Description of the task: In the listing that follows, count the lines holding the word "into" and report only that number.

[Data tied to figure images]
================================

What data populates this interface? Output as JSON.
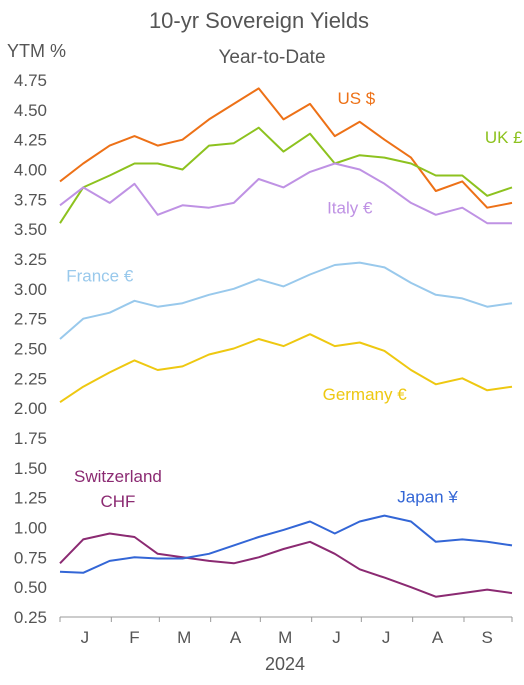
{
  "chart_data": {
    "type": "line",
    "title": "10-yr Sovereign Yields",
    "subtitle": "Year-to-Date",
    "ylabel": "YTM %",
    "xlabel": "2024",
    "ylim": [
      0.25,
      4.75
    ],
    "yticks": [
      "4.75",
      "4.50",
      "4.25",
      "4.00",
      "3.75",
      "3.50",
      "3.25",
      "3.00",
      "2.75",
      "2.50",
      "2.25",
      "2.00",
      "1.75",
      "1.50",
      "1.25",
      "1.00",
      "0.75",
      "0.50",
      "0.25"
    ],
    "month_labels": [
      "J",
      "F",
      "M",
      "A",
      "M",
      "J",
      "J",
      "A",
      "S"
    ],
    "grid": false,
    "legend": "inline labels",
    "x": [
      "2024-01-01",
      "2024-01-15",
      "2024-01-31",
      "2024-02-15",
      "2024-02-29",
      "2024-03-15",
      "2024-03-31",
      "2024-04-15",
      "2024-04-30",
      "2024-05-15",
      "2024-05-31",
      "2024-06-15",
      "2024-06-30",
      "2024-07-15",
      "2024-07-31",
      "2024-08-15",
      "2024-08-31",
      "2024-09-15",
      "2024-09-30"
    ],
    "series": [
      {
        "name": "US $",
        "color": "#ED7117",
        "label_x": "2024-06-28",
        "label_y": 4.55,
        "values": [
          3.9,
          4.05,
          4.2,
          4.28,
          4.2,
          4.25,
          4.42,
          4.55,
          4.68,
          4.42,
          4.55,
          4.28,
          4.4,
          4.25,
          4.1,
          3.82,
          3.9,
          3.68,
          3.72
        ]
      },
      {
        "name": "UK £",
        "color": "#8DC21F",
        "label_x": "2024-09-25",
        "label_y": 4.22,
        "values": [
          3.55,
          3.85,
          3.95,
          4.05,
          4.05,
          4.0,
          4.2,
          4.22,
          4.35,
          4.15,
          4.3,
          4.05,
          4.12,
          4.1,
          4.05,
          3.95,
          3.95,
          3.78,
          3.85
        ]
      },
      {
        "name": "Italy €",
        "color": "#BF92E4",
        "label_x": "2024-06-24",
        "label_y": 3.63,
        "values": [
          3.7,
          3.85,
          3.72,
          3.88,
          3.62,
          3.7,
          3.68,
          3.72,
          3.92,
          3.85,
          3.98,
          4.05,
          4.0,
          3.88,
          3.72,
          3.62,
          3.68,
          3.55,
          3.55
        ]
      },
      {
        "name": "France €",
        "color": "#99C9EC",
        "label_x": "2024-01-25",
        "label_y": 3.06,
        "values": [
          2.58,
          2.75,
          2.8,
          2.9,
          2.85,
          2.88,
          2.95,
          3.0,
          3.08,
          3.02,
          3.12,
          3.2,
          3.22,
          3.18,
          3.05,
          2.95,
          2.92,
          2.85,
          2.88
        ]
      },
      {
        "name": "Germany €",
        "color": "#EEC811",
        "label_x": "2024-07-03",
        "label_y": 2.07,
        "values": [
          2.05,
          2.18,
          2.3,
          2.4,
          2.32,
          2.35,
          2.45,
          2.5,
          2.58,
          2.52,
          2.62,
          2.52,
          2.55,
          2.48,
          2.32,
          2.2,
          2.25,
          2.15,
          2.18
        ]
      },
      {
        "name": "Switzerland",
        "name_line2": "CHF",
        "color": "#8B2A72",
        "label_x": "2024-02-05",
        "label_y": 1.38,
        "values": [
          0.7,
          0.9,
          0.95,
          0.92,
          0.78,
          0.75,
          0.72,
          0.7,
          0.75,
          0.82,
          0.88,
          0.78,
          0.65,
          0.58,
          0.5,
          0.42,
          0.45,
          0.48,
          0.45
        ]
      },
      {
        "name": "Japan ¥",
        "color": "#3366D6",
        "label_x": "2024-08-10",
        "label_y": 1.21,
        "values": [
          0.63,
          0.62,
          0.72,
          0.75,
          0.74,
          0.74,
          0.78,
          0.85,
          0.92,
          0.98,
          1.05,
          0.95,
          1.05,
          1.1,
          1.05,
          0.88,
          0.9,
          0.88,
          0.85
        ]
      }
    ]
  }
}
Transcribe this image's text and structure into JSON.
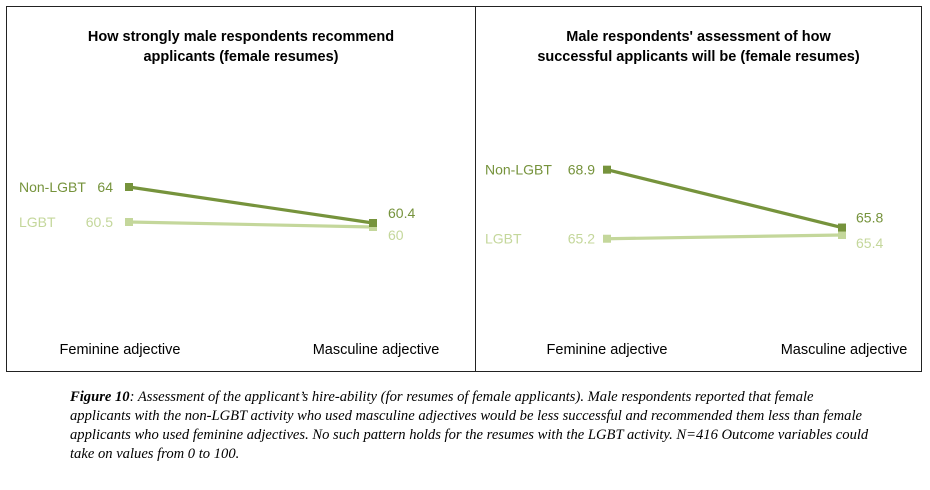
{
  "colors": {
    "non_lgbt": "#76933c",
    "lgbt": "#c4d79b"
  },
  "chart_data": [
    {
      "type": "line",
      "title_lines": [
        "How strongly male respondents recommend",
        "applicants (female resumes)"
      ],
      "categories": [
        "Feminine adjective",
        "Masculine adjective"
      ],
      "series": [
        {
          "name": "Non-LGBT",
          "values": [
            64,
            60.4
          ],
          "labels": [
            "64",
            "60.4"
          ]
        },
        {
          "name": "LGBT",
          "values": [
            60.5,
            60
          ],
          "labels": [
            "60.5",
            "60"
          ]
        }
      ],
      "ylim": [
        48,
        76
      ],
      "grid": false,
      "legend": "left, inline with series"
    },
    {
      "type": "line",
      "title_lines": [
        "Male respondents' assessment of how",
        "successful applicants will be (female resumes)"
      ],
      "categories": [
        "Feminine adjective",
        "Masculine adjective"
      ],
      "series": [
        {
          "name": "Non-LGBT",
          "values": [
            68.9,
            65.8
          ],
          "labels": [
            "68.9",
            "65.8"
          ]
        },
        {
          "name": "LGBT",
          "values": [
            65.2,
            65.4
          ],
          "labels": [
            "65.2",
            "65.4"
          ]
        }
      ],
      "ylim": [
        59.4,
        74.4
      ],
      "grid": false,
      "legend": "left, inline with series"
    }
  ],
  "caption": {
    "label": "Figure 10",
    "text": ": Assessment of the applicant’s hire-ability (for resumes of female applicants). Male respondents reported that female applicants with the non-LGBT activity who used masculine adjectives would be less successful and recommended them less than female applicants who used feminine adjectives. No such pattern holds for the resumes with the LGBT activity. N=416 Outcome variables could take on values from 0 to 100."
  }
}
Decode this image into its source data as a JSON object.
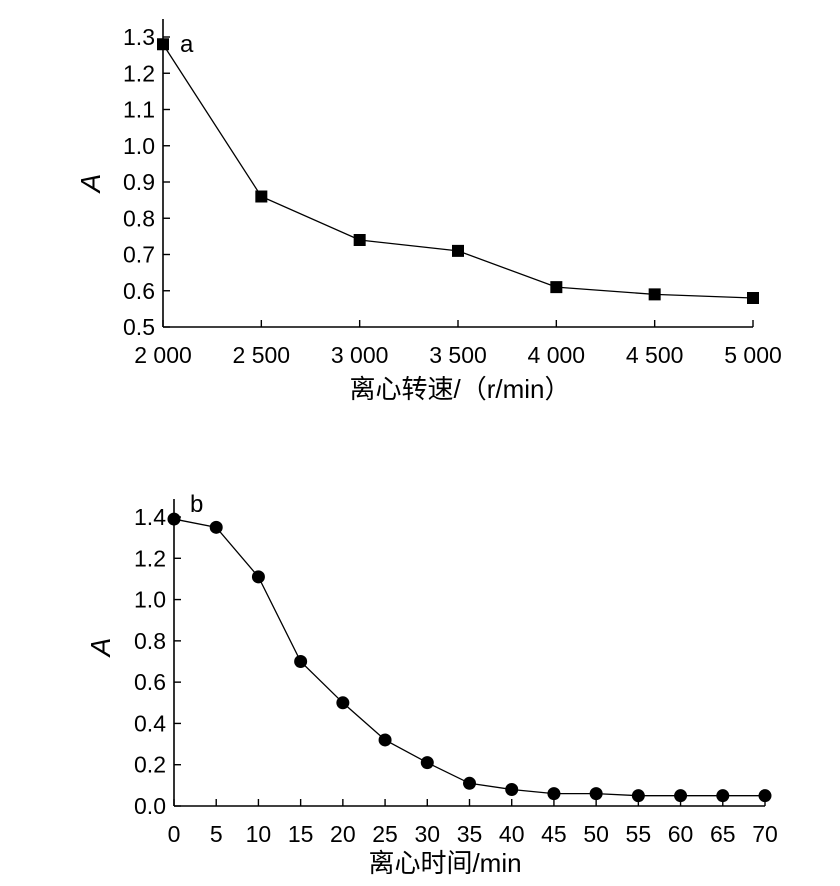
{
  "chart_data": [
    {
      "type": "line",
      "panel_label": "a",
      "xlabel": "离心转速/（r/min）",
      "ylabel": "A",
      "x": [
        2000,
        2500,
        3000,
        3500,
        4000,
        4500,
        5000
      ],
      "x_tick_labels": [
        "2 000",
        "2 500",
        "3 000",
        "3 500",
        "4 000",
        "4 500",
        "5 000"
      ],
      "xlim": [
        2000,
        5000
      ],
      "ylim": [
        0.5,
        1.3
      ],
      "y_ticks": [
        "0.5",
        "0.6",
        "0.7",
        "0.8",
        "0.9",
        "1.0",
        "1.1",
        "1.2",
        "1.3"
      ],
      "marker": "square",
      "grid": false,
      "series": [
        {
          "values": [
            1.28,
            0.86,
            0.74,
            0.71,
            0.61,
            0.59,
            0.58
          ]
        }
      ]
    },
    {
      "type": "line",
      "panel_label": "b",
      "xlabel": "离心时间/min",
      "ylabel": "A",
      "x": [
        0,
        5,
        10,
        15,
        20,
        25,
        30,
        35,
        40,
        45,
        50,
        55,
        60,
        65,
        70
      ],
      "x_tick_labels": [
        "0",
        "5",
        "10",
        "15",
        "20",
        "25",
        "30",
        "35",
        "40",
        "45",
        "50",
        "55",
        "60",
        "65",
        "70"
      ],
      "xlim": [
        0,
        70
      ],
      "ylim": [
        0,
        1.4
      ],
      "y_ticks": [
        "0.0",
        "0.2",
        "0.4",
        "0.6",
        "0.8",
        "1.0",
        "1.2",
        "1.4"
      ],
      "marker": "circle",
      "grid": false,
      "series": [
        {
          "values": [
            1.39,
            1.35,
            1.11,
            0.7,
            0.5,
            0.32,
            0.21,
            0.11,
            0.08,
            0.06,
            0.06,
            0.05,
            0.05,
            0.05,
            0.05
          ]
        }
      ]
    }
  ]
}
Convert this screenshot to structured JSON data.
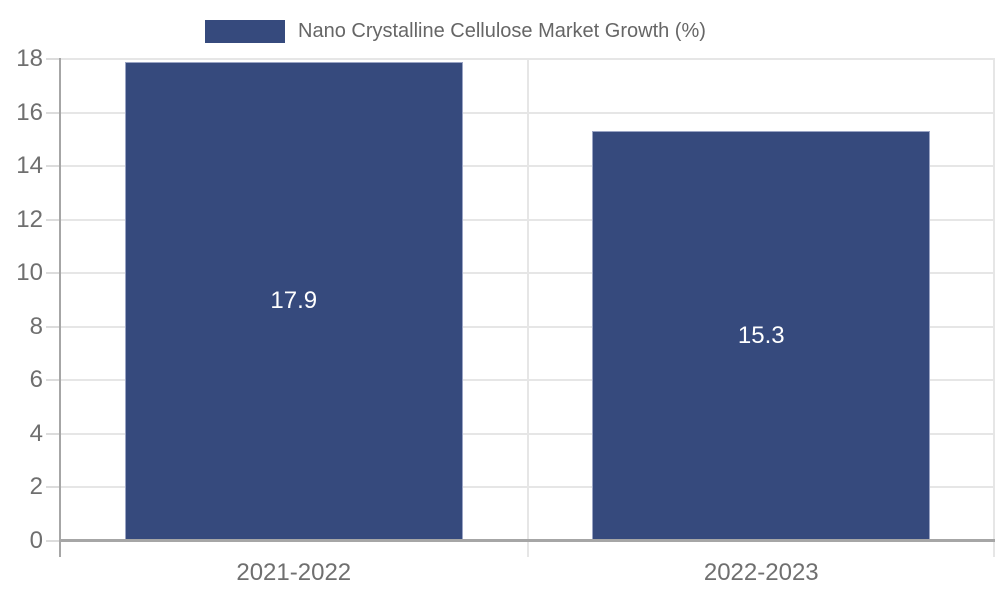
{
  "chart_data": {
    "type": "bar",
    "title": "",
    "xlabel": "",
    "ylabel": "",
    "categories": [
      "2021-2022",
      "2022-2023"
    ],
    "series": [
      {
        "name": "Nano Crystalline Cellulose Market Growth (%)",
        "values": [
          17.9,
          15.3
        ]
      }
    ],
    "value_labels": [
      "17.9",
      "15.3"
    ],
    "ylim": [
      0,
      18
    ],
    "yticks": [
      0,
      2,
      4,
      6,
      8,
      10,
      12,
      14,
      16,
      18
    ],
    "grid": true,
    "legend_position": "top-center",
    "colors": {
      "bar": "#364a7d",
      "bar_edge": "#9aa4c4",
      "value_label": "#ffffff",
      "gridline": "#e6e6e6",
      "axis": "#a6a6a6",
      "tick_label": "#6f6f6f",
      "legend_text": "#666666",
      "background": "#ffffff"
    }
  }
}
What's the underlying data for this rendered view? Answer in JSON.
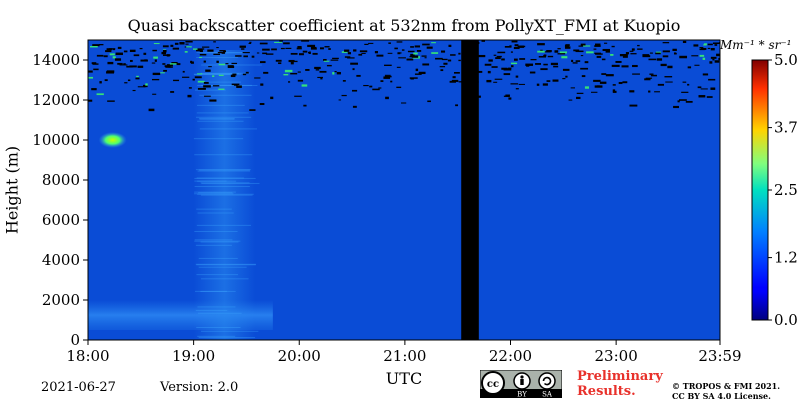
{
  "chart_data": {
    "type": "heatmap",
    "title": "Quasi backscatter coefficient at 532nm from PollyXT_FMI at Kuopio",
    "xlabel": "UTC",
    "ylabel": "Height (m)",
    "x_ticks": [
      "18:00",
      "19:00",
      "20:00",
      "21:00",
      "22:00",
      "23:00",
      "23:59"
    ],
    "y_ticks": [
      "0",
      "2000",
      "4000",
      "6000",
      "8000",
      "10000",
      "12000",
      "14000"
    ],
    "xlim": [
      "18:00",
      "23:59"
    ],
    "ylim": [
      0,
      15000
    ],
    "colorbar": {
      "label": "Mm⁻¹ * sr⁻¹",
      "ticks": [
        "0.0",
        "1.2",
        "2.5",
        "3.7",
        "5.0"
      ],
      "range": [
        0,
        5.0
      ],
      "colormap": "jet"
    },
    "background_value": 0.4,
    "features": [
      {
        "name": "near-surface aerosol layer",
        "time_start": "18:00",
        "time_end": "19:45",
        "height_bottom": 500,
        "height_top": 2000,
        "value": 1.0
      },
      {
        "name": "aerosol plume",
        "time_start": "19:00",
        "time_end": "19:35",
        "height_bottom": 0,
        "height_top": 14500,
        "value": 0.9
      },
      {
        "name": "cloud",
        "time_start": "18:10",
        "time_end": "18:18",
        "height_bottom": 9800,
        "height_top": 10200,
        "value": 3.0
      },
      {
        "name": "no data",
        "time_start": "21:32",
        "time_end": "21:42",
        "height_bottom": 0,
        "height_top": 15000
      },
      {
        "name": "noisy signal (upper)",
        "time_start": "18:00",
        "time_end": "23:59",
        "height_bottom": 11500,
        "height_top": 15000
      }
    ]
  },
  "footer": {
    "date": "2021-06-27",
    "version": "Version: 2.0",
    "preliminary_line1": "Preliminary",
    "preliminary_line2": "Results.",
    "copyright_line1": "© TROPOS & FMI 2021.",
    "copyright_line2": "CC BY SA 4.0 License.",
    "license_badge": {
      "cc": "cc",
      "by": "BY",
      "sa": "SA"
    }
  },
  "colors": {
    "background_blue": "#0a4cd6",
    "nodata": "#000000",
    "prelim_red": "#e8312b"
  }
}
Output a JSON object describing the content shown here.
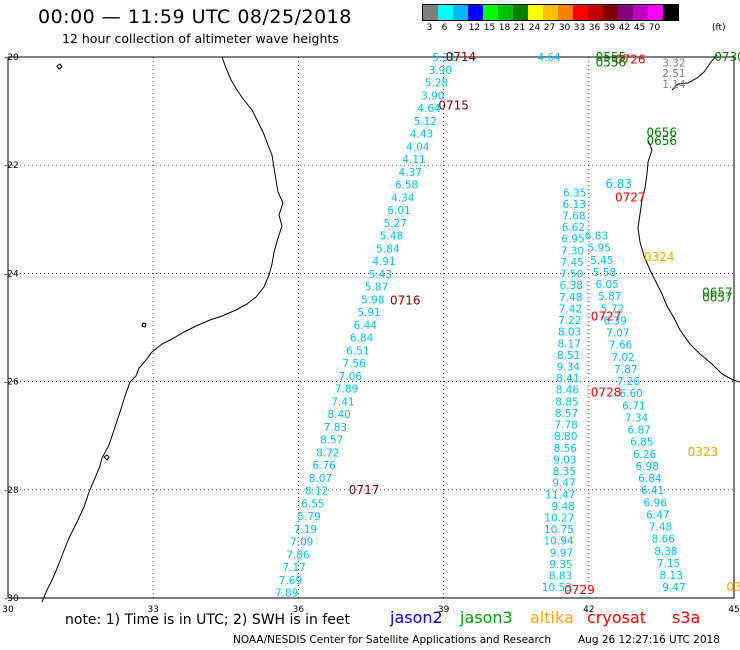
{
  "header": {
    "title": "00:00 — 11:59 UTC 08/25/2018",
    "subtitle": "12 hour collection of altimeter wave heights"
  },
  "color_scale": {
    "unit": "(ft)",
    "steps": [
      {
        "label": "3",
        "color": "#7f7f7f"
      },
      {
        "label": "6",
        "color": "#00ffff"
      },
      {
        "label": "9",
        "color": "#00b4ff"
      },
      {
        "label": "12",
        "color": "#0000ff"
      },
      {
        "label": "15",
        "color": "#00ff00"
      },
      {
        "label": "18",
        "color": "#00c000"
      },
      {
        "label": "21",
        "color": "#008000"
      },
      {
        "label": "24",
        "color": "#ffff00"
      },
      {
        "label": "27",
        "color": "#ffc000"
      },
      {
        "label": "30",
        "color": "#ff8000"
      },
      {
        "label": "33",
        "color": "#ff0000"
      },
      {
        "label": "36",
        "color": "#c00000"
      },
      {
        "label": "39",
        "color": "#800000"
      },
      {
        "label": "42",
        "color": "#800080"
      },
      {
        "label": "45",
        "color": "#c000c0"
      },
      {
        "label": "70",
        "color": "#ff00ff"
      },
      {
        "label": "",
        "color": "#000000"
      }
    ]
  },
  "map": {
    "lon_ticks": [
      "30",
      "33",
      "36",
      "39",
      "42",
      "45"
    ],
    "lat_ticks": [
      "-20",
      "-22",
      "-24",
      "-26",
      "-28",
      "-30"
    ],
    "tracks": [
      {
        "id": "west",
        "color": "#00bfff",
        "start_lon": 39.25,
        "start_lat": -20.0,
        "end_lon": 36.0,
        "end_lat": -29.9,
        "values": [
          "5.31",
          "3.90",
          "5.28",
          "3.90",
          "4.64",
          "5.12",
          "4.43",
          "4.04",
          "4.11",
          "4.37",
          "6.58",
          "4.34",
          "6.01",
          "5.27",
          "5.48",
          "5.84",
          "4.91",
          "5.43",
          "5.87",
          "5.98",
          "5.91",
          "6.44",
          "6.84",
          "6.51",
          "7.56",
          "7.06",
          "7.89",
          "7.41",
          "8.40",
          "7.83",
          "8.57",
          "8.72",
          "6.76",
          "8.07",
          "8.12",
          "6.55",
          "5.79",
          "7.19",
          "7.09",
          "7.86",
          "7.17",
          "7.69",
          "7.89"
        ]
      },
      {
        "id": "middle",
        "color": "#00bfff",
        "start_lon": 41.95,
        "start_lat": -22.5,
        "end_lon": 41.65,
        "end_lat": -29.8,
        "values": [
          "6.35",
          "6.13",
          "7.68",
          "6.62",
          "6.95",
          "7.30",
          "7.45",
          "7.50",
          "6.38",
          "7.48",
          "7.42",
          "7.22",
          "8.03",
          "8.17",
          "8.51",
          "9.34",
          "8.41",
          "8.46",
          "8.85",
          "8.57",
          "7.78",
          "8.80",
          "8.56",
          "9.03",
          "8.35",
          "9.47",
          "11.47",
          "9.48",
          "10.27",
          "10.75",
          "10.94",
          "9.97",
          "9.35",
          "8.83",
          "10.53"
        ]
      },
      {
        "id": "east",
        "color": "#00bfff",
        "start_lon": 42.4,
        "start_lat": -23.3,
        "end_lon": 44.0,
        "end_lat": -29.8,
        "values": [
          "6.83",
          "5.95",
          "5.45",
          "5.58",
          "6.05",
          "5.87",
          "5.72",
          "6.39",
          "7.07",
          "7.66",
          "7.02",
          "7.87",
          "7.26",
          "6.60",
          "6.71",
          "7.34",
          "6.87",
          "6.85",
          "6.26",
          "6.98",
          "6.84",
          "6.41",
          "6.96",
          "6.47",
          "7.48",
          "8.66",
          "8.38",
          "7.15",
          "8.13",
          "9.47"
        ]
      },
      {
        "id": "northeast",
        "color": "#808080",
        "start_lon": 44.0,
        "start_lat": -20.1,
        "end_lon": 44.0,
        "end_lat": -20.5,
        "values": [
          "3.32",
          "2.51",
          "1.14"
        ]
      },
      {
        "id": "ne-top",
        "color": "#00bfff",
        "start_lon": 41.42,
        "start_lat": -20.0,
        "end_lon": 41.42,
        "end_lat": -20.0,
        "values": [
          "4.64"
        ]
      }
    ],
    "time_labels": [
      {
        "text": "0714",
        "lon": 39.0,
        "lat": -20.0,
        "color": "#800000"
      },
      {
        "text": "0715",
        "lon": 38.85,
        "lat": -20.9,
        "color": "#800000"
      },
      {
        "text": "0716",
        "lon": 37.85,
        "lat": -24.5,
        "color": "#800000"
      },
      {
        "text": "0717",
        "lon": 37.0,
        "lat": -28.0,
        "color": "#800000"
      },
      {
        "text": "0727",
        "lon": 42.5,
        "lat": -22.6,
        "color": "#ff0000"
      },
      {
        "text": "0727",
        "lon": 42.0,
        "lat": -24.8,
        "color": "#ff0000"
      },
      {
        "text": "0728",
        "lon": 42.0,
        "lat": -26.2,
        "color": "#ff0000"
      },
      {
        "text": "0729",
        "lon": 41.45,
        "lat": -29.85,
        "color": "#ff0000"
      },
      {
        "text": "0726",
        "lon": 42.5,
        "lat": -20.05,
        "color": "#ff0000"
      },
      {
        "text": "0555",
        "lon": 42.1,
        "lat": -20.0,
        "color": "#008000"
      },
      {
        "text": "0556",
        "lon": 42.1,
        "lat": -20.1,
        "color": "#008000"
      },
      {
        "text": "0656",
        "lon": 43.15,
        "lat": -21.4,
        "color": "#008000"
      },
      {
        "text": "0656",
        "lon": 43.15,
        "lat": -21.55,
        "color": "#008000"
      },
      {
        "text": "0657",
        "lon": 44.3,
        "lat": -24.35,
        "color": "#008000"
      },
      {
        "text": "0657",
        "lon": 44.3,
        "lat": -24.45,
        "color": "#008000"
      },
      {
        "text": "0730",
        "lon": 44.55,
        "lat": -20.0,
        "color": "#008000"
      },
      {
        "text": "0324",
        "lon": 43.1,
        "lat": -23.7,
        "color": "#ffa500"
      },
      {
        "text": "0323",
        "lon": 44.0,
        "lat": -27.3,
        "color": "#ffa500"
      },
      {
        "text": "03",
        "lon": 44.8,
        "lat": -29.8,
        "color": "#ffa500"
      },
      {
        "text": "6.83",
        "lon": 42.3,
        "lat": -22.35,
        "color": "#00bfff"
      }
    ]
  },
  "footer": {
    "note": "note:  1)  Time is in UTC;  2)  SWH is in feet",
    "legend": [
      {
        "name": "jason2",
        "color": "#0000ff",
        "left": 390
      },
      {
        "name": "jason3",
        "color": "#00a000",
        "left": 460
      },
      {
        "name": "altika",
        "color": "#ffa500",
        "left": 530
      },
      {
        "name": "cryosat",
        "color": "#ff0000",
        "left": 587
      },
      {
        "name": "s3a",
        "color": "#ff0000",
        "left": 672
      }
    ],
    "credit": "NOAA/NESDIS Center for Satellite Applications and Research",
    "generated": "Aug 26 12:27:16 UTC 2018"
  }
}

================================

Output of the task: 2